### STATED GOAL
From the records below, pull each line that has "meta".

Saved entries
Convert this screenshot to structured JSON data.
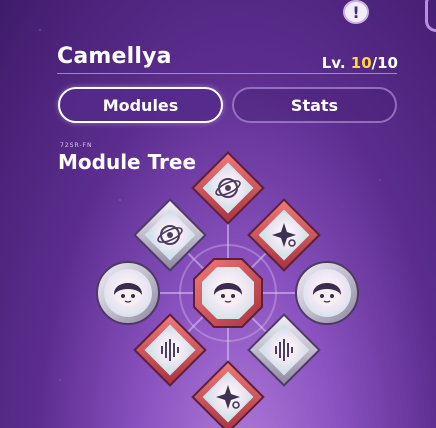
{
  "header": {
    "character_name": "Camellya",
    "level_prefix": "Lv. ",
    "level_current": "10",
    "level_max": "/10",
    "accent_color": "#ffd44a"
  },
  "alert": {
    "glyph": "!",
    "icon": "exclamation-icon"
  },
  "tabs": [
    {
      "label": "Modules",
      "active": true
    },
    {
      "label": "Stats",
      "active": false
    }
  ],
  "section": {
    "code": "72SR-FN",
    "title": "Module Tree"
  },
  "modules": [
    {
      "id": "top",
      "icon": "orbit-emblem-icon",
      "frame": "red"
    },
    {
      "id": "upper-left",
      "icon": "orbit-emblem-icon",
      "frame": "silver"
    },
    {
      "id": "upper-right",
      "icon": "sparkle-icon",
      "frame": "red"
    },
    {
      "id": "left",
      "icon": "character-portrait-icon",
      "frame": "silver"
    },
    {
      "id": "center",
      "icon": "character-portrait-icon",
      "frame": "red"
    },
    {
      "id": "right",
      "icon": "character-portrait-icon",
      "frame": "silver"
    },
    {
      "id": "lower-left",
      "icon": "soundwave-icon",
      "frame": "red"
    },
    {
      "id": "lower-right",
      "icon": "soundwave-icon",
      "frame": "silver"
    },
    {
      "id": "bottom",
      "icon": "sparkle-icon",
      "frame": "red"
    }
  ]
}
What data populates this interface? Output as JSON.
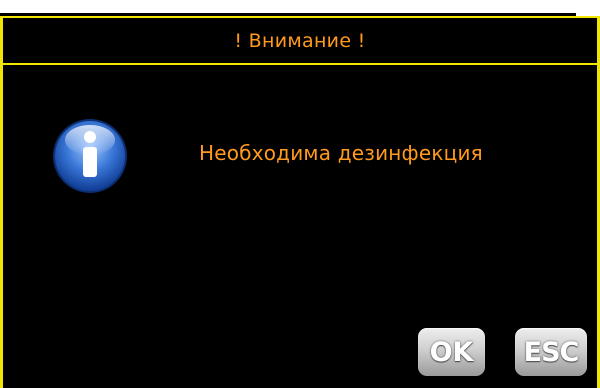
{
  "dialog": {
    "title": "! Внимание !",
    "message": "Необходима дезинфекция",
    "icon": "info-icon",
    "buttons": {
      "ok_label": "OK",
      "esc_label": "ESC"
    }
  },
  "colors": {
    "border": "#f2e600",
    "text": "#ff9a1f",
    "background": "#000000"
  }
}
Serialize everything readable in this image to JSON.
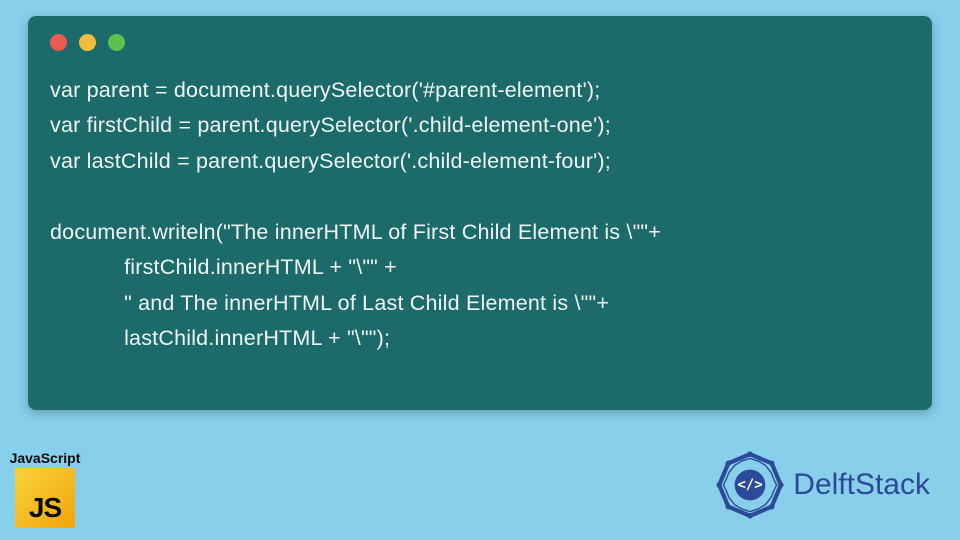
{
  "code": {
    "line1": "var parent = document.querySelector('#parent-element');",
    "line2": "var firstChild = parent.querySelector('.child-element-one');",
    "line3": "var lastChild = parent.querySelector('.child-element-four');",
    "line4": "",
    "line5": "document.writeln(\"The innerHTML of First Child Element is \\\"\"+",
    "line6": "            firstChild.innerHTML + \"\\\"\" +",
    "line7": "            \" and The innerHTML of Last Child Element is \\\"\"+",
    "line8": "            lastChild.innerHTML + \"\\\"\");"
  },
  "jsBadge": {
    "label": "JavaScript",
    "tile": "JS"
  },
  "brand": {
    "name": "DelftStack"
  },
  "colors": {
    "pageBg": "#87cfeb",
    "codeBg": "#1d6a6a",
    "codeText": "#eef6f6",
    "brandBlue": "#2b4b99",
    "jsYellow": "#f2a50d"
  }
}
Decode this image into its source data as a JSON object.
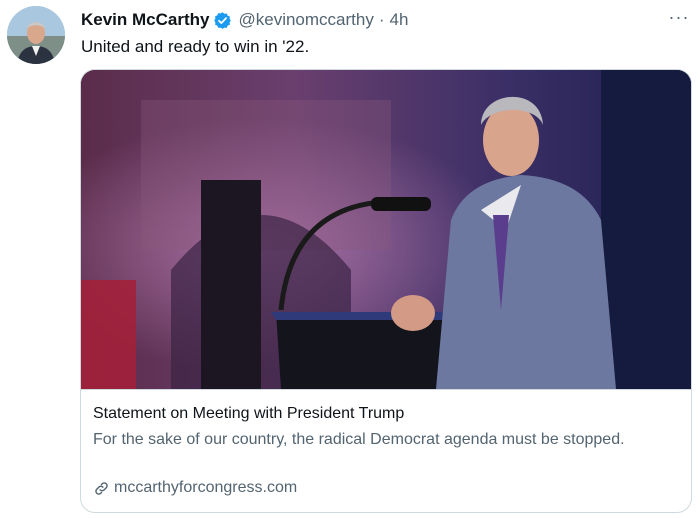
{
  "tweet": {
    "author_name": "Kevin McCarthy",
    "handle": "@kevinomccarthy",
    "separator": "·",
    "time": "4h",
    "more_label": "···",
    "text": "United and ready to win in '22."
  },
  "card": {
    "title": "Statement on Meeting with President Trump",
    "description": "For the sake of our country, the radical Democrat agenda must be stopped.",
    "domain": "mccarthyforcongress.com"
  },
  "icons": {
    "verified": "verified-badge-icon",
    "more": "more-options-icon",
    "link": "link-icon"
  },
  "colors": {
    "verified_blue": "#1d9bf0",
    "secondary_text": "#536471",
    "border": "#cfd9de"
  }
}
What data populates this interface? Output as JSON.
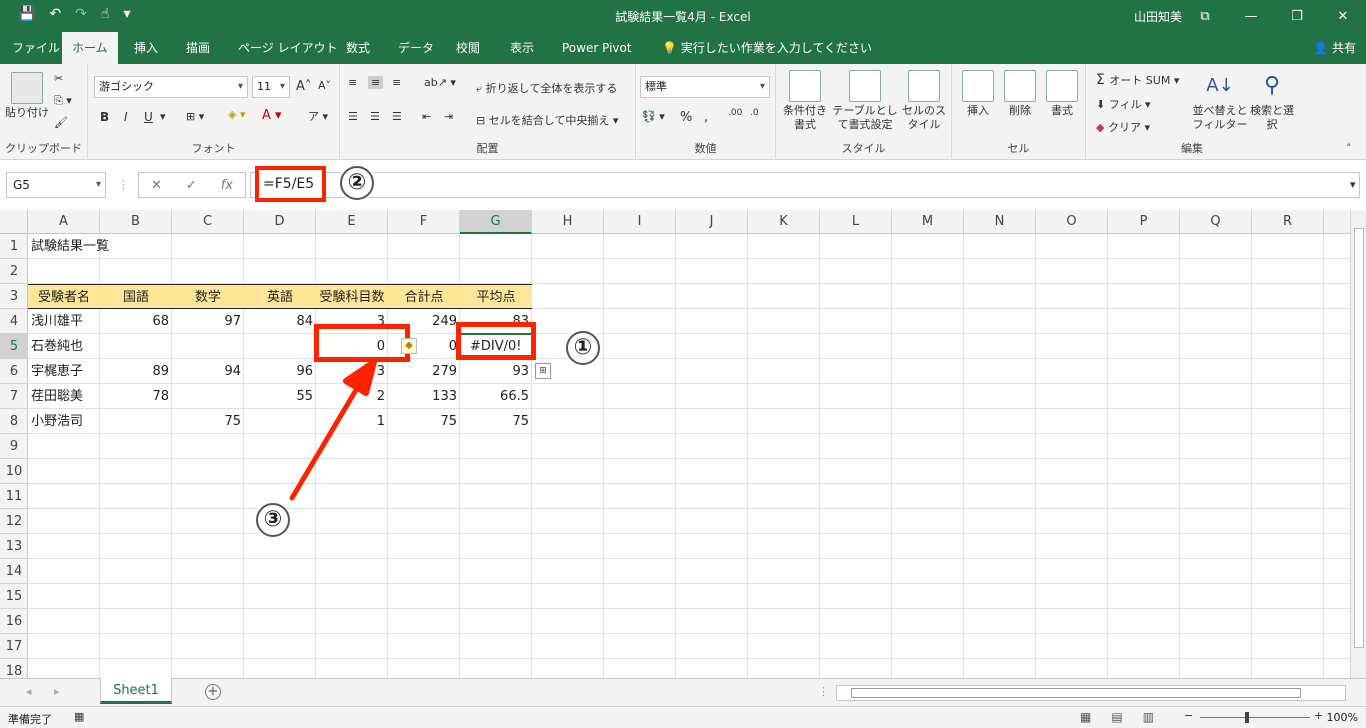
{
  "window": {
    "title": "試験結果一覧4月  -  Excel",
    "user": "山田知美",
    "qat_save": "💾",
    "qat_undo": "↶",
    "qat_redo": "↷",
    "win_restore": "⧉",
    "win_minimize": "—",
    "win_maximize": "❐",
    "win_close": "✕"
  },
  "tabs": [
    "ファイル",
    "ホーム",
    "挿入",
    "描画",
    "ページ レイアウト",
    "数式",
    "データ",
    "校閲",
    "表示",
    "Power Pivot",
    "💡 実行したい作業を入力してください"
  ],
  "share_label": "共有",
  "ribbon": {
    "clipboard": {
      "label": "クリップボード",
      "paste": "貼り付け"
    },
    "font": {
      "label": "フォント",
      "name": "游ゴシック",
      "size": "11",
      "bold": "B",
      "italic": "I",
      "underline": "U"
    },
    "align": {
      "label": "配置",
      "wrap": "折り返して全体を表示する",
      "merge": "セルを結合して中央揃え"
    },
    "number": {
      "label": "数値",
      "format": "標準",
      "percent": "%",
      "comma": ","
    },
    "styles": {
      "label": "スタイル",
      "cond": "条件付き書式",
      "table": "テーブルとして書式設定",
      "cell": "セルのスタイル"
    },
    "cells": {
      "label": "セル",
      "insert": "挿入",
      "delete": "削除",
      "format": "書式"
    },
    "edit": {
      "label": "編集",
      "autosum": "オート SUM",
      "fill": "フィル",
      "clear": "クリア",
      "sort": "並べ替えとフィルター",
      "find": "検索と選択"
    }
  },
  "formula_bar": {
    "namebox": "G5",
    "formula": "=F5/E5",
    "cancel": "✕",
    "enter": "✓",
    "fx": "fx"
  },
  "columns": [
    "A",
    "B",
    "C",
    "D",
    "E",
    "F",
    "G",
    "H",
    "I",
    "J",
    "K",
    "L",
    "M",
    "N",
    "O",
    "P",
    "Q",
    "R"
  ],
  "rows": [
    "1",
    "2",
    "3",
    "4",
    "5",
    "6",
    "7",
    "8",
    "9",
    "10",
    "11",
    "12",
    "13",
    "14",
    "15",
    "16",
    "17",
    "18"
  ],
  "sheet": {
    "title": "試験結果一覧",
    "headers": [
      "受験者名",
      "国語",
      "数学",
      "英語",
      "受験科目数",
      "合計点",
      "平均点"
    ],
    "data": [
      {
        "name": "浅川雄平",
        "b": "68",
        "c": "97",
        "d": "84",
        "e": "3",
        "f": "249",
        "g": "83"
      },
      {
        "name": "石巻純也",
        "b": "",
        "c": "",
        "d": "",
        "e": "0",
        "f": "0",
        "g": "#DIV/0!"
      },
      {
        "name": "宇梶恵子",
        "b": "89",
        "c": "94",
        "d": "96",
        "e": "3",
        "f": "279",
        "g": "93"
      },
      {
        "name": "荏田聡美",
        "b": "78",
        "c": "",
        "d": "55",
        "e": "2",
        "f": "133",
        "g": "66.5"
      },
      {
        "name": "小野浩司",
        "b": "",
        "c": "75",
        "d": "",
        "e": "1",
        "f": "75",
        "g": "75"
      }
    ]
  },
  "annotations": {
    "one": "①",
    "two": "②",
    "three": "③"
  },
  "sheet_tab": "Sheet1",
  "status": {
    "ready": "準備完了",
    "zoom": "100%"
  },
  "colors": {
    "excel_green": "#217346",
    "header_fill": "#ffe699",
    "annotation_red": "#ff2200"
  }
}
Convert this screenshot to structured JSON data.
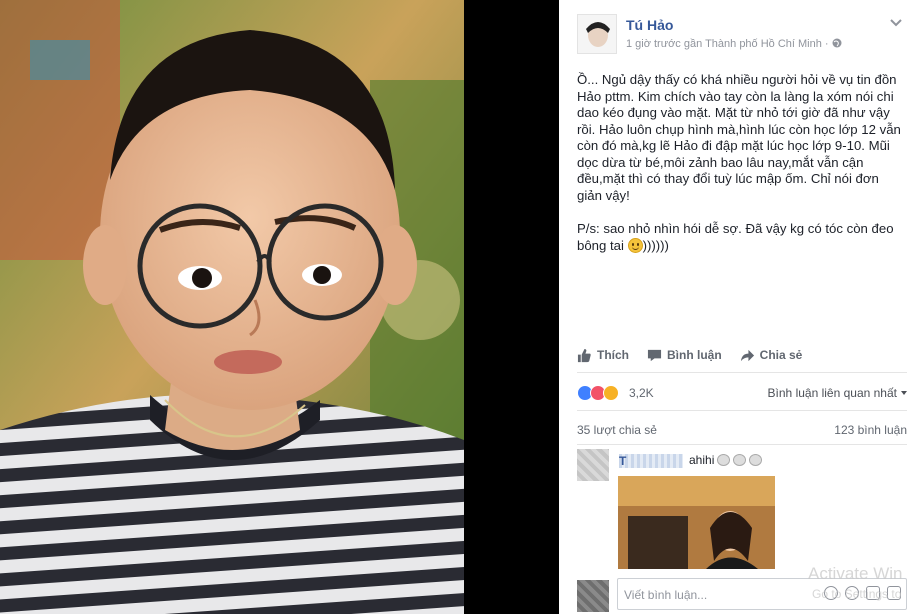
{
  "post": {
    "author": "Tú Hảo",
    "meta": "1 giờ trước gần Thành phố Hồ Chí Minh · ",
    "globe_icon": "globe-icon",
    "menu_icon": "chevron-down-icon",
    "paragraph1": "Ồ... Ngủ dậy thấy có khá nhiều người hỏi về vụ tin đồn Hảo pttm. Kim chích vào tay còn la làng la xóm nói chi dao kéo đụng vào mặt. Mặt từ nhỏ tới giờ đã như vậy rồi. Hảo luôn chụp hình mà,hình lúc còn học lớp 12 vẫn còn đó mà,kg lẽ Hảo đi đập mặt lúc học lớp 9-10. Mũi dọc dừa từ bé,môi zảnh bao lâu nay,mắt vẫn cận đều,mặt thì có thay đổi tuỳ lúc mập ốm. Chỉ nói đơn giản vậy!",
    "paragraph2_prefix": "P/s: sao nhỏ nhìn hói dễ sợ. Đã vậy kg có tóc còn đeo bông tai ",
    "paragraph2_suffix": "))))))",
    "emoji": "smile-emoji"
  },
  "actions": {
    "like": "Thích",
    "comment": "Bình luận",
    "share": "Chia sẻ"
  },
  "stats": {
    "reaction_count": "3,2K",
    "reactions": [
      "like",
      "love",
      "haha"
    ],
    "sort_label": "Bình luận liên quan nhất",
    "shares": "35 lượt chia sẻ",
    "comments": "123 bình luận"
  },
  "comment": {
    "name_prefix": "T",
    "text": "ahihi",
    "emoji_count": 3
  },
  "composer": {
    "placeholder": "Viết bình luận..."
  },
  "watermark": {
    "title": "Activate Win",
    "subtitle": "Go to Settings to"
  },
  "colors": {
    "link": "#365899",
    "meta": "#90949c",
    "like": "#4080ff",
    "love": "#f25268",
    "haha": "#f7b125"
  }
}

### THE COMPLETED TASK
    "meta": "1 giờ trước gần Thành phố Hồ Chí Minh · ",
    "meta": "#90949c",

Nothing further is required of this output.